(Page text entries)
━━━━━━━━━━

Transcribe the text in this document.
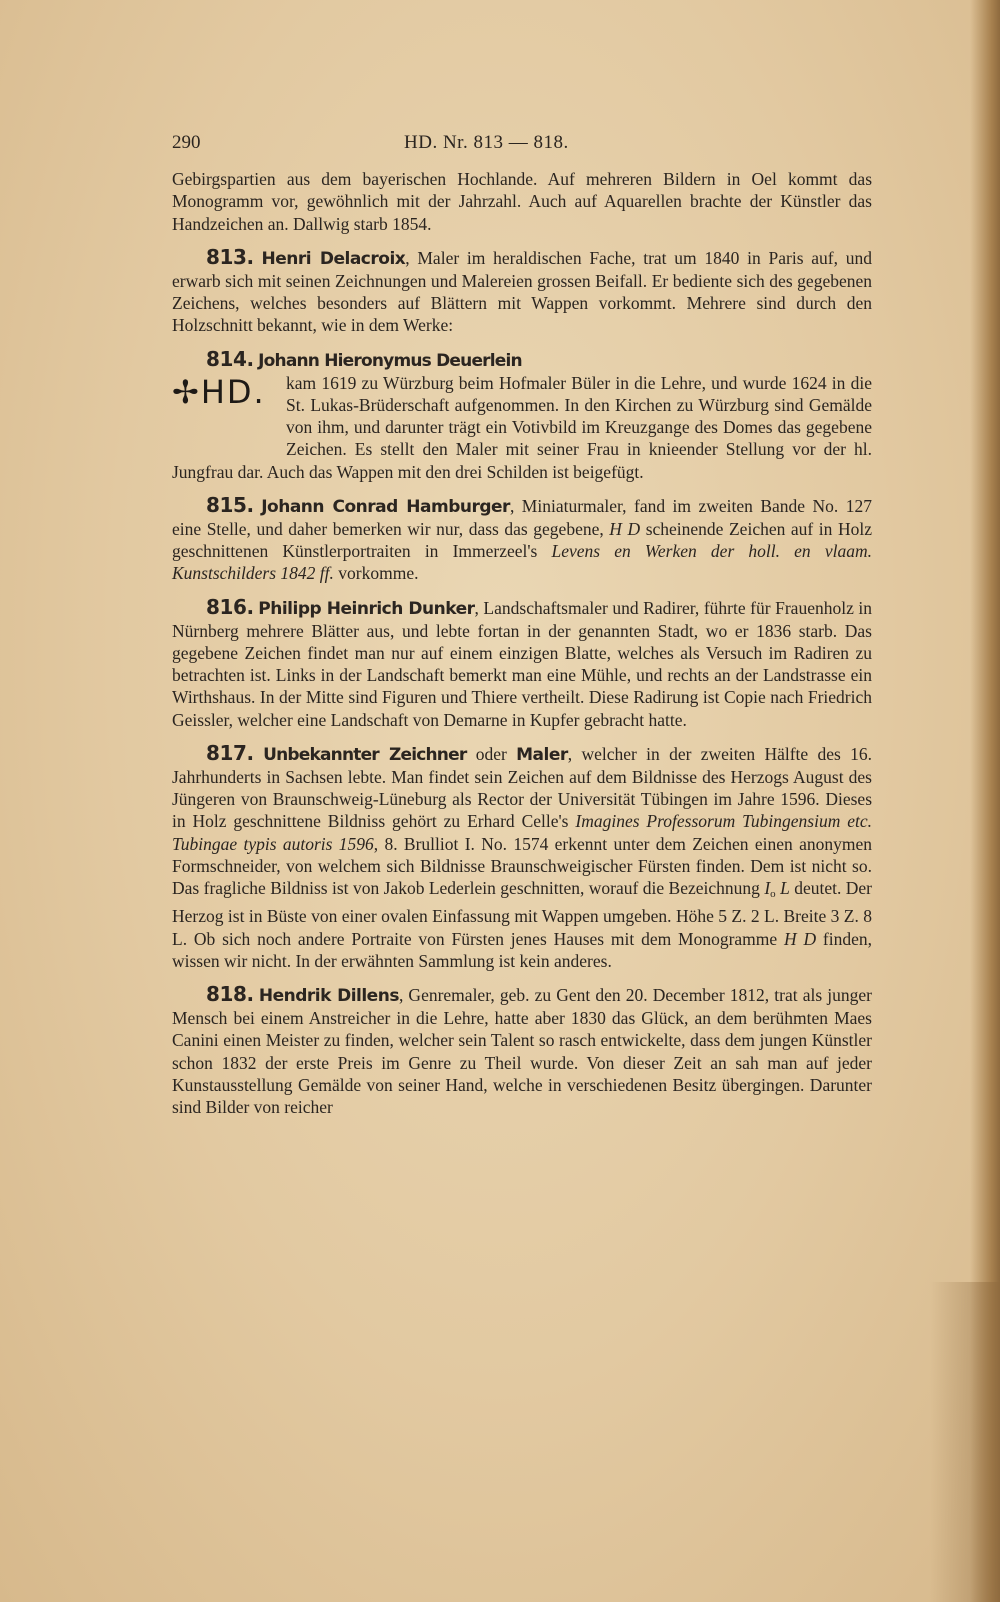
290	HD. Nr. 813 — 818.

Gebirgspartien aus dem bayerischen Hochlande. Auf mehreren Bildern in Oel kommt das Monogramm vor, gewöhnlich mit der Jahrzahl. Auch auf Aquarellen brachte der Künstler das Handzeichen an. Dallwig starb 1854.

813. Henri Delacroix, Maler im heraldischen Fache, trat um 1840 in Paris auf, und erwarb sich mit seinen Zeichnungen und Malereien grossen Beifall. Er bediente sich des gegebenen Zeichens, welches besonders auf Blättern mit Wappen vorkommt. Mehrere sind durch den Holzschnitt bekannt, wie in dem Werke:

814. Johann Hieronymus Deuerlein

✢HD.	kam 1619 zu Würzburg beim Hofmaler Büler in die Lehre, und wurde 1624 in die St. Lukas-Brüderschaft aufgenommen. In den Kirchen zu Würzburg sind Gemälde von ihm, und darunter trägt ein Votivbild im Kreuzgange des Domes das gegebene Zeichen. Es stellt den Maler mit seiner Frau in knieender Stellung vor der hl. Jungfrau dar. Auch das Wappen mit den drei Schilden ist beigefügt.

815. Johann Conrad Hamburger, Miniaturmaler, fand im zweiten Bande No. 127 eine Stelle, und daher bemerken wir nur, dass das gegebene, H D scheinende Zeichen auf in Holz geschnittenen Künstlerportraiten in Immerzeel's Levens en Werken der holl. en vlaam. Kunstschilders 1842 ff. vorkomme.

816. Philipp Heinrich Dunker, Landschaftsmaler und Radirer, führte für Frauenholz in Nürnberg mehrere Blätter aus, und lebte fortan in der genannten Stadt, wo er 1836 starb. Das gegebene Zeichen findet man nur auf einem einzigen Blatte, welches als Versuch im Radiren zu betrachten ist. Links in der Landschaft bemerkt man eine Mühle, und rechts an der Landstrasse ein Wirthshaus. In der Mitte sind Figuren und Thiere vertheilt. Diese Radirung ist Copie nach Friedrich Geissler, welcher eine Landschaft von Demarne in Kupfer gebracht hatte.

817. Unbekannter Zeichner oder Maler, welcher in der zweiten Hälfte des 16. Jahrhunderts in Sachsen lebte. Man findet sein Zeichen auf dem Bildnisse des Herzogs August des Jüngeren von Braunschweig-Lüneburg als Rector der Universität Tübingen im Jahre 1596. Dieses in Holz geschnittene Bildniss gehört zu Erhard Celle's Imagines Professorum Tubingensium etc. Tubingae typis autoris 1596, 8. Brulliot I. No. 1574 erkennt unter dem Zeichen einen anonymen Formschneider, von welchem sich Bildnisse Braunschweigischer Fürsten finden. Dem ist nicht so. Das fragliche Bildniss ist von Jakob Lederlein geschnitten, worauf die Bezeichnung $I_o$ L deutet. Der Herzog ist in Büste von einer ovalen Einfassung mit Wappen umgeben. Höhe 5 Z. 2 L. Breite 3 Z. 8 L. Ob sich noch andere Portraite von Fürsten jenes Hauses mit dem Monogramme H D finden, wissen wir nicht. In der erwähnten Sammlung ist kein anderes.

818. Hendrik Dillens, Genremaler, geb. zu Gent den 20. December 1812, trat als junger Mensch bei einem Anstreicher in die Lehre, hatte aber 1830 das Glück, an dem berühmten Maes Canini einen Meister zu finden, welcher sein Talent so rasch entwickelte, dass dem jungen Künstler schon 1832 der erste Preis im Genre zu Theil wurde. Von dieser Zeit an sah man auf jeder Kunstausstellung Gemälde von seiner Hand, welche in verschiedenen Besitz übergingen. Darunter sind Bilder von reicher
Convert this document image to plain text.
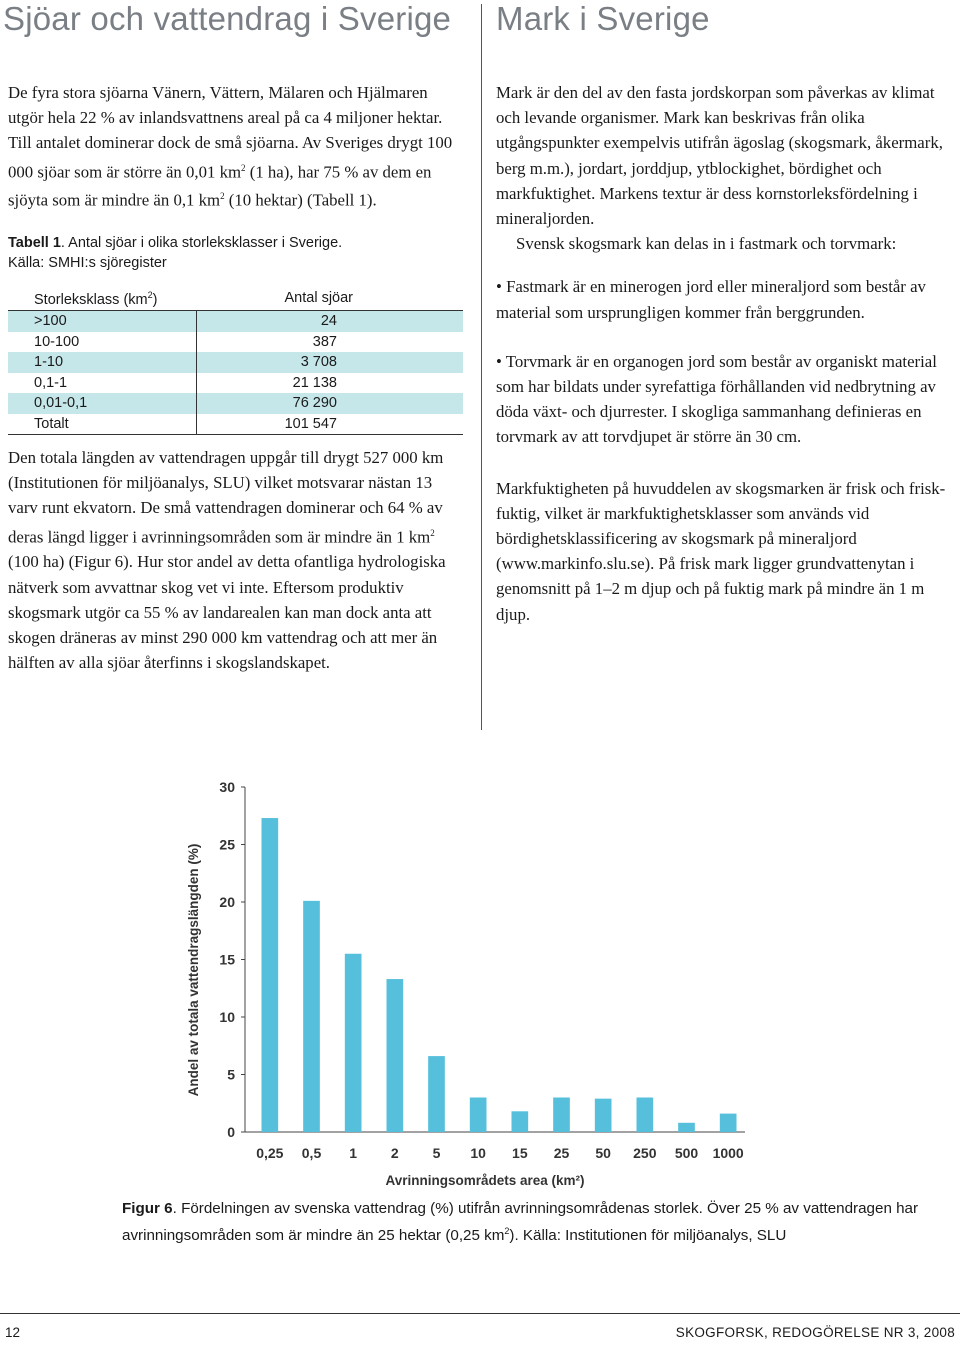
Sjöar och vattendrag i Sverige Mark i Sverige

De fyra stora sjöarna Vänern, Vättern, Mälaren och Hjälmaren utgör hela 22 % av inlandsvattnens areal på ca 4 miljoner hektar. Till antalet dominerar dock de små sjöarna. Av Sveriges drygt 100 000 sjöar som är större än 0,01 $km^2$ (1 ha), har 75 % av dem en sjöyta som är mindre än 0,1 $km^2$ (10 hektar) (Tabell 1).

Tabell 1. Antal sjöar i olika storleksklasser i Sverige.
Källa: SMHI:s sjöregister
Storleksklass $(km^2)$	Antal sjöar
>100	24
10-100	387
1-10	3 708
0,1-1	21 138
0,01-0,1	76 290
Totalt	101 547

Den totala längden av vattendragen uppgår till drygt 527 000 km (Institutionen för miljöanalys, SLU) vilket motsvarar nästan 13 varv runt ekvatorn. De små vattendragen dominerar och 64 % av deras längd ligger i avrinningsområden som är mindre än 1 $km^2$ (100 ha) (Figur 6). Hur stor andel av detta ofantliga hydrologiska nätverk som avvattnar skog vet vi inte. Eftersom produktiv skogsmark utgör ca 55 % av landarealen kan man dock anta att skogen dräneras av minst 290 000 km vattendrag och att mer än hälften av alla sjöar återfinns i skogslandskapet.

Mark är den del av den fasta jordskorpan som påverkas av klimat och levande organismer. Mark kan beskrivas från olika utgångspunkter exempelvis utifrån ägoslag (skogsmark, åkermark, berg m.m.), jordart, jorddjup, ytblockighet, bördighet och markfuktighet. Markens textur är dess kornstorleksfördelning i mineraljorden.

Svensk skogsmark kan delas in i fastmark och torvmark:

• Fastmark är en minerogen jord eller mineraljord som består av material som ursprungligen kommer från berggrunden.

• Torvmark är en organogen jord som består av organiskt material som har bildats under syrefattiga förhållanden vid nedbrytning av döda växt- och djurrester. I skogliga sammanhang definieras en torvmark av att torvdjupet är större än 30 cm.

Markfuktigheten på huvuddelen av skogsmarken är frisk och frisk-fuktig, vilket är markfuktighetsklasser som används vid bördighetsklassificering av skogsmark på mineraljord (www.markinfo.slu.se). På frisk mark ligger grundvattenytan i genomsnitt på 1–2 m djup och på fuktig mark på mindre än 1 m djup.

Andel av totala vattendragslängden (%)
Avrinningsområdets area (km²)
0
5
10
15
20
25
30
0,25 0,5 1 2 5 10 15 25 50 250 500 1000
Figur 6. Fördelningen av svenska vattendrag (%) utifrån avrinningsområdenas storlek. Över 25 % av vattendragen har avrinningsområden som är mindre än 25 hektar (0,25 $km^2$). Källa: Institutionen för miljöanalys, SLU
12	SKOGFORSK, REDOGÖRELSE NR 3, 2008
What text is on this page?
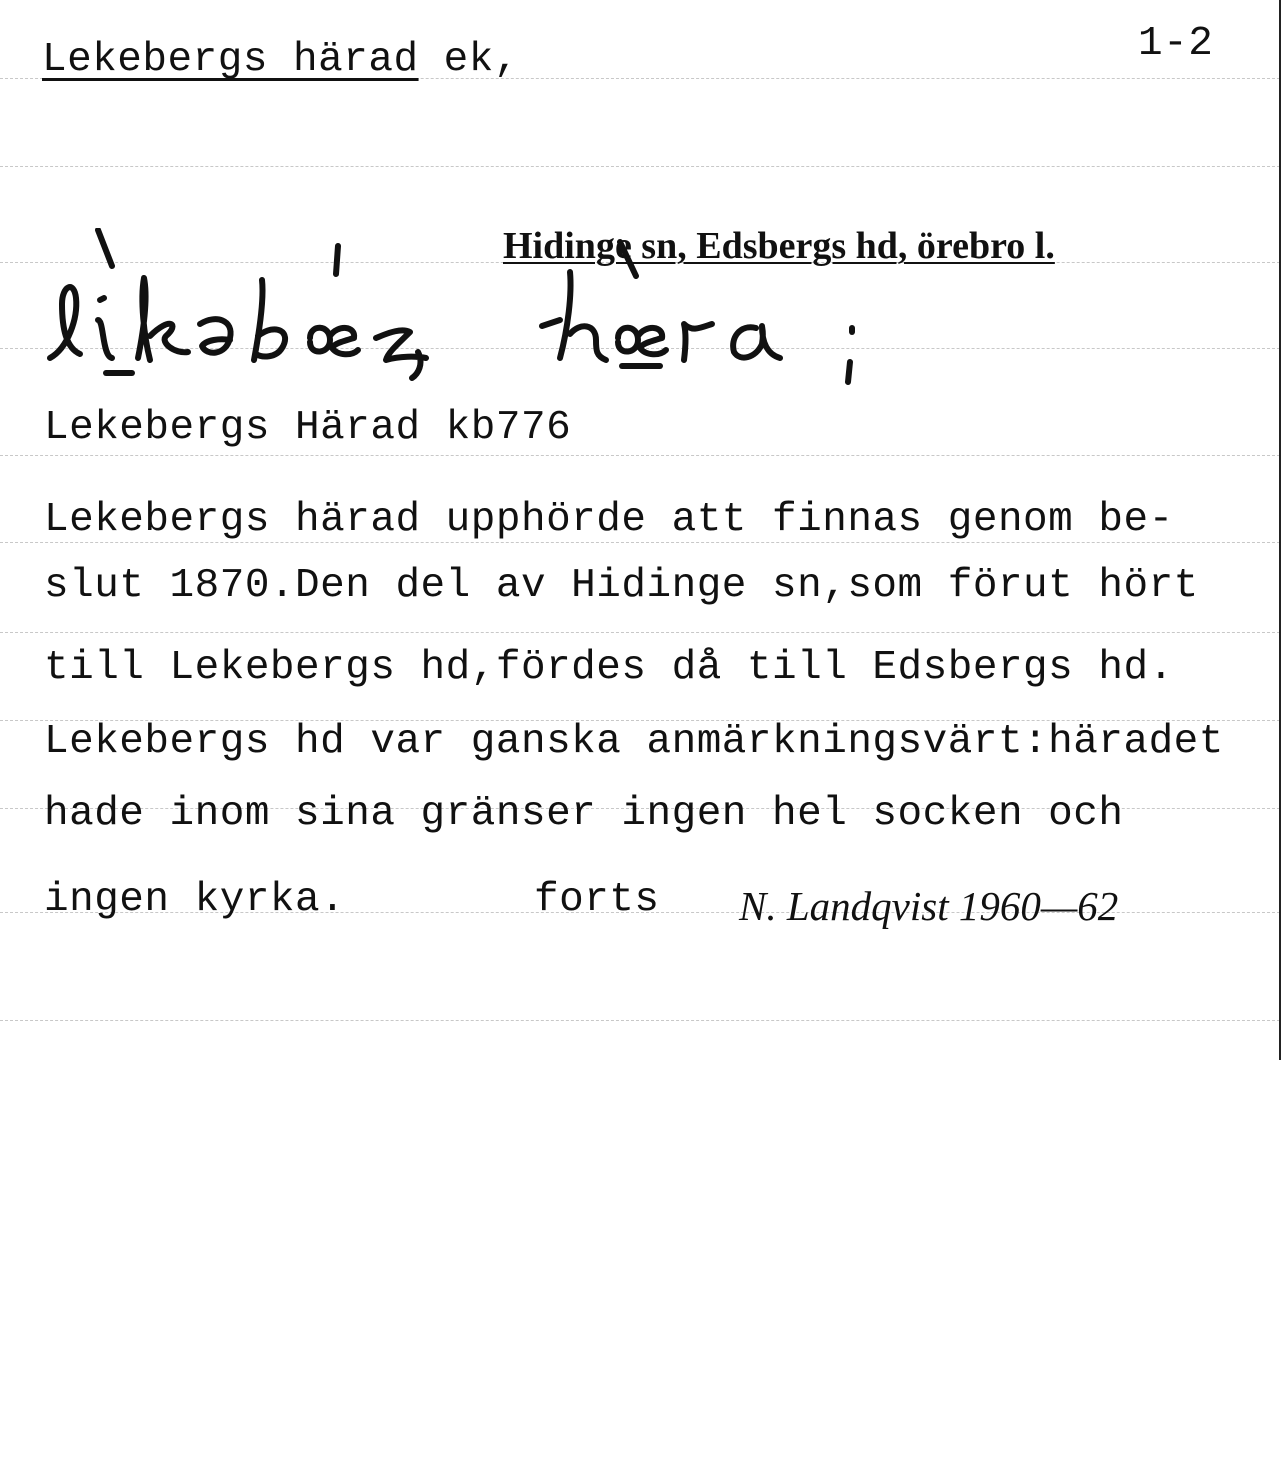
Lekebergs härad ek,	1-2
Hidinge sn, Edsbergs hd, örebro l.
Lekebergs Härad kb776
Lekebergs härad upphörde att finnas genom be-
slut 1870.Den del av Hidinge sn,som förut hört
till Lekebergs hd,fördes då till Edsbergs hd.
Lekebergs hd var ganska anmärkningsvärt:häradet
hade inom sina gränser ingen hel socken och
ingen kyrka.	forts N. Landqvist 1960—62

━━━━━━━━━━

- Description of the task -
Pictures aside, write out all of the records exactly.

- Expected answer -
Transcribe the text in this document.
290	HD. Nr. 813 — 818.

Gebirgspartien aus dem bayerischen Hochlande. Auf mehreren Bildern in Oel kommt das Monogramm vor, gewöhnlich mit der Jahrzahl. Auch auf Aquarellen brachte der Künstler das Handzeichen an. Dallwig starb 1854.

813. Henri Delacroix, Maler im heraldischen Fache, trat um 1840 in Paris auf, und erwarb sich mit seinen Zeichnungen und Malereien grossen Beifall. Er bediente sich des gegebenen Zeichens, welches besonders auf Blättern mit Wappen vorkommt. Mehrere sind durch den Holzschnitt bekannt, wie in dem Werke:

814. Johann Hieronymus Deuerlein

✢HD.	kam 1619 zu Würzburg beim Hofmaler Büler in die Lehre, und wurde 1624 in die St. Lukas-Brüderschaft aufgenommen. In den Kirchen zu Würzburg sind Gemälde von ihm, und darunter trägt ein Votivbild im Kreuzgange des Domes das gegebene Zeichen. Es stellt den Maler mit seiner Frau in knieender Stellung vor der hl. Jungfrau dar. Auch das Wappen mit den drei Schilden ist beigefügt.

815. Johann Conrad Hamburger, Miniaturmaler, fand im zweiten Bande No. 127 eine Stelle, und daher bemerken wir nur, dass das gegebene, H D scheinende Zeichen auf in Holz geschnittenen Künstlerportraiten in Immerzeel's Levens en Werken der holl. en vlaam. Kunstschilders 1842 ff. vorkomme.

816. Philipp Heinrich Dunker, Landschaftsmaler und Radirer, führte für Frauenholz in Nürnberg mehrere Blätter aus, und lebte fortan in der genannten Stadt, wo er 1836 starb. Das gegebene Zeichen findet man nur auf einem einzigen Blatte, welches als Versuch im Radiren zu betrachten ist. Links in der Landschaft bemerkt man eine Mühle, und rechts an der Landstrasse ein Wirthshaus. In der Mitte sind Figuren und Thiere vertheilt. Diese Radirung ist Copie nach Friedrich Geissler, welcher eine Landschaft von Demarne in Kupfer gebracht hatte.

817. Unbekannter Zeichner oder Maler, welcher in der zweiten Hälfte des 16. Jahrhunderts in Sachsen lebte. Man findet sein Zeichen auf dem Bildnisse des Herzogs August des Jüngeren von Braunschweig-Lüneburg als Rector der Universität Tübingen im Jahre 1596. Dieses in Holz geschnittene Bildniss gehört zu Erhard Celle's Imagines Professorum Tubingensium etc. Tubingae typis autoris 1596, 8. Brulliot I. No. 1574 erkennt unter dem Zeichen einen anonymen Formschneider, von welchem sich Bildnisse Braunschweigischer Fürsten finden. Dem ist nicht so. Das fragliche Bildniss ist von Jakob Lederlein geschnitten, worauf die Bezeichnung $I_o$ L deutet. Der Herzog ist in Büste von einer ovalen Einfassung mit Wappen umgeben. Höhe 5 Z. 2 L. Breite 3 Z. 8 L. Ob sich noch andere Portraite von Fürsten jenes Hauses mit dem Monogramme H D finden, wissen wir nicht. In der erwähnten Sammlung ist kein anderes.

818. Hendrik Dillens, Genremaler, geb. zu Gent den 20. December 1812, trat als junger Mensch bei einem Anstreicher in die Lehre, hatte aber 1830 das Glück, an dem berühmten Maes Canini einen Meister zu finden, welcher sein Talent so rasch entwickelte, dass dem jungen Künstler schon 1832 der erste Preis im Genre zu Theil wurde. Von dieser Zeit an sah man auf jeder Kunstausstellung Gemälde von seiner Hand, welche in verschiedenen Besitz übergingen. Darunter sind Bilder von reicher
Convert this document image to plain text.
Sjöar och vattendrag i Sverige Mark i Sverige

De fyra stora sjöarna Vänern, Vättern, Mälaren och Hjälmaren utgör hela 22 % av inlandsvattnens areal på ca 4 miljoner hektar. Till antalet dominerar dock de små sjöarna. Av Sveriges drygt 100 000 sjöar som är större än 0,01 $km^2$ (1 ha), har 75 % av dem en sjöyta som är mindre än 0,1 $km^2$ (10 hektar) (Tabell 1).

Tabell 1. Antal sjöar i olika storleksklasser i Sverige.
Källa: SMHI:s sjöregister
Storleksklass $(km^2)$	Antal sjöar
>100	24
10-100	387
1-10	3 708
0,1-1	21 138
0,01-0,1	76 290
Totalt	101 547

Den totala längden av vattendragen uppgår till drygt 527 000 km (Institutionen för miljöanalys, SLU) vilket motsvarar nästan 13 varv runt ekvatorn. De små vattendragen dominerar och 64 % av deras längd ligger i avrinningsområden som är mindre än 1 $km^2$ (100 ha) (Figur 6). Hur stor andel av detta ofantliga hydrologiska nätverk som avvattnar skog vet vi inte. Eftersom produktiv skogsmark utgör ca 55 % av landarealen kan man dock anta att skogen dräneras av minst 290 000 km vattendrag och att mer än hälften av alla sjöar återfinns i skogslandskapet.

Mark är den del av den fasta jordskorpan som påverkas av klimat och levande organismer. Mark kan beskrivas från olika utgångspunkter exempelvis utifrån ägoslag (skogsmark, åkermark, berg m.m.), jordart, jorddjup, ytblockighet, bördighet och markfuktighet. Markens textur är dess kornstorleksfördelning i mineraljorden.

Svensk skogsmark kan delas in i fastmark och torvmark:

• Fastmark är en minerogen jord eller mineraljord som består av material som ursprungligen kommer från berggrunden.

• Torvmark är en organogen jord som består av organiskt material som har bildats under syrefattiga förhållanden vid nedbrytning av döda växt- och djurrester. I skogliga sammanhang definieras en torvmark av att torvdjupet är större än 30 cm.

Markfuktigheten på huvuddelen av skogsmarken är frisk och frisk-fuktig, vilket är markfuktighetsklasser som används vid bördighetsklassificering av skogsmark på mineraljord (www.markinfo.slu.se). På frisk mark ligger grundvattenytan i genomsnitt på 1–2 m djup och på fuktig mark på mindre än 1 m djup.

Andel av totala vattendragslängden (%)
Avrinningsområdets area (km²)
0
5
10
15
20
25
30
0,25 0,5 1 2 5 10 15 25 50 250 500 1000
Figur 6. Fördelningen av svenska vattendrag (%) utifrån avrinningsområdenas storlek. Över 25 % av vattendragen har avrinningsområden som är mindre än 25 hektar (0,25 $km^2$). Källa: Institutionen för miljöanalys, SLU
12	SKOGFORSK, REDOGÖRELSE NR 3, 2008
What text is on this page?
Lekebergs härad ek,	1-2
Hidinge sn, Edsbergs hd, örebro l.
Lekebergs Härad kb776
Lekebergs härad upphörde att finnas genom be-
slut 1870.Den del av Hidinge sn,som förut hört
till Lekebergs hd,fördes då till Edsbergs hd.
Lekebergs hd var ganska anmärkningsvärt:häradet
hade inom sina gränser ingen hel socken och
ingen kyrka.	forts N. Landqvist 1960—62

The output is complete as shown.